(STATED GOAL): Write every entry out again exactly, please, and skip the pictures.

(MATERIAL SUPPLIED):
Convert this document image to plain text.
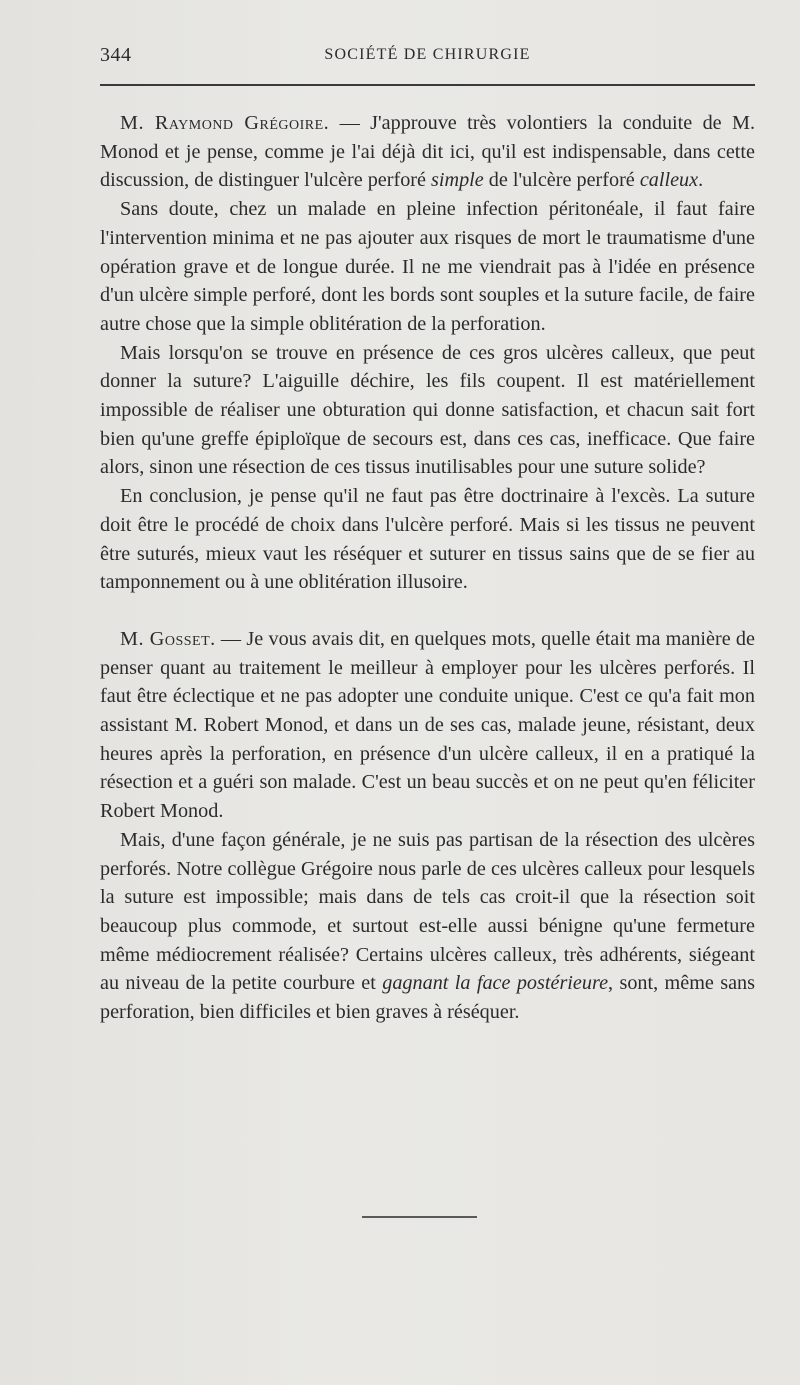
344	SOCIÉTÉ DE CHIRURGIE

M. Raymond Grégoire. — J'approuve très volontiers la conduite de M. Monod et je pense, comme je l'ai déjà dit ici, qu'il est indispensable, dans cette discussion, de distinguer l'ulcère perforé simple de l'ulcère perforé calleux.

Sans doute, chez un malade en pleine infection péritonéale, il faut faire l'intervention minima et ne pas ajouter aux risques de mort le traumatisme d'une opération grave et de longue durée. Il ne me viendrait pas à l'idée en présence d'un ulcère simple perforé, dont les bords sont souples et la suture facile, de faire autre chose que la simple oblitération de la perforation.

Mais lorsqu'on se trouve en présence de ces gros ulcères calleux, que peut donner la suture? L'aiguille déchire, les fils coupent. Il est matériellement impossible de réaliser une obturation qui donne satisfaction, et chacun sait fort bien qu'une greffe épiploïque de secours est, dans ces cas, inefficace. Que faire alors, sinon une résection de ces tissus inutilisables pour une suture solide?

En conclusion, je pense qu'il ne faut pas être doctrinaire à l'excès. La suture doit être le procédé de choix dans l'ulcère perforé. Mais si les tissus ne peuvent être suturés, mieux vaut les réséquer et suturer en tissus sains que de se fier au tamponnement ou à une oblitération illusoire.

M. Gosset. — Je vous avais dit, en quelques mots, quelle était ma manière de penser quant au traitement le meilleur à employer pour les ulcères perforés. Il faut être éclectique et ne pas adopter une conduite unique. C'est ce qu'a fait mon assistant M. Robert Monod, et dans un de ses cas, malade jeune, résistant, deux heures après la perforation, en présence d'un ulcère calleux, il en a pratiqué la résection et a guéri son malade. C'est un beau succès et on ne peut qu'en féliciter Robert Monod.

Mais, d'une façon générale, je ne suis pas partisan de la résection des ulcères perforés. Notre collègue Grégoire nous parle de ces ulcères calleux pour lesquels la suture est impossible; mais dans de tels cas croit-il que la résection soit beaucoup plus commode, et surtout est-elle aussi bénigne qu'une fermeture même médiocrement réalisée? Certains ulcères calleux, très adhérents, siégeant au niveau de la petite courbure et gagnant la face postérieure, sont, même sans perforation, bien difficiles et bien graves à réséquer.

(EXERCISE RESULT):
Convert this document image to plain text.
344	SOCIÉTÉ DE CHIRURGIE

M. Raymond Grégoire. — J'approuve très volontiers la conduite de M. Monod et je pense, comme je l'ai déjà dit ici, qu'il est indispensable, dans cette discussion, de distinguer l'ulcère perforé simple de l'ulcère perforé calleux.

Sans doute, chez un malade en pleine infection péritonéale, il faut faire l'intervention minima et ne pas ajouter aux risques de mort le traumatisme d'une opération grave et de longue durée. Il ne me viendrait pas à l'idée en présence d'un ulcère simple perforé, dont les bords sont souples et la suture facile, de faire autre chose que la simple oblitération de la perforation.

Mais lorsqu'on se trouve en présence de ces gros ulcères calleux, que peut donner la suture? L'aiguille déchire, les fils coupent. Il est matériellement impossible de réaliser une obturation qui donne satisfaction, et chacun sait fort bien qu'une greffe épiploïque de secours est, dans ces cas, inefficace. Que faire alors, sinon une résection de ces tissus inutilisables pour une suture solide?

En conclusion, je pense qu'il ne faut pas être doctrinaire à l'excès. La suture doit être le procédé de choix dans l'ulcère perforé. Mais si les tissus ne peuvent être suturés, mieux vaut les réséquer et suturer en tissus sains que de se fier au tamponnement ou à une oblitération illusoire.

M. Gosset. — Je vous avais dit, en quelques mots, quelle était ma manière de penser quant au traitement le meilleur à employer pour les ulcères perforés. Il faut être éclectique et ne pas adopter une conduite unique. C'est ce qu'a fait mon assistant M. Robert Monod, et dans un de ses cas, malade jeune, résistant, deux heures après la perforation, en présence d'un ulcère calleux, il en a pratiqué la résection et a guéri son malade. C'est un beau succès et on ne peut qu'en féliciter Robert Monod.

Mais, d'une façon générale, je ne suis pas partisan de la résection des ulcères perforés. Notre collègue Grégoire nous parle de ces ulcères calleux pour lesquels la suture est impossible; mais dans de tels cas croit-il que la résection soit beaucoup plus commode, et surtout est-elle aussi bénigne qu'une fermeture même médiocrement réalisée? Certains ulcères calleux, très adhérents, siégeant au niveau de la petite courbure et gagnant la face postérieure, sont, même sans perforation, bien difficiles et bien graves à réséquer.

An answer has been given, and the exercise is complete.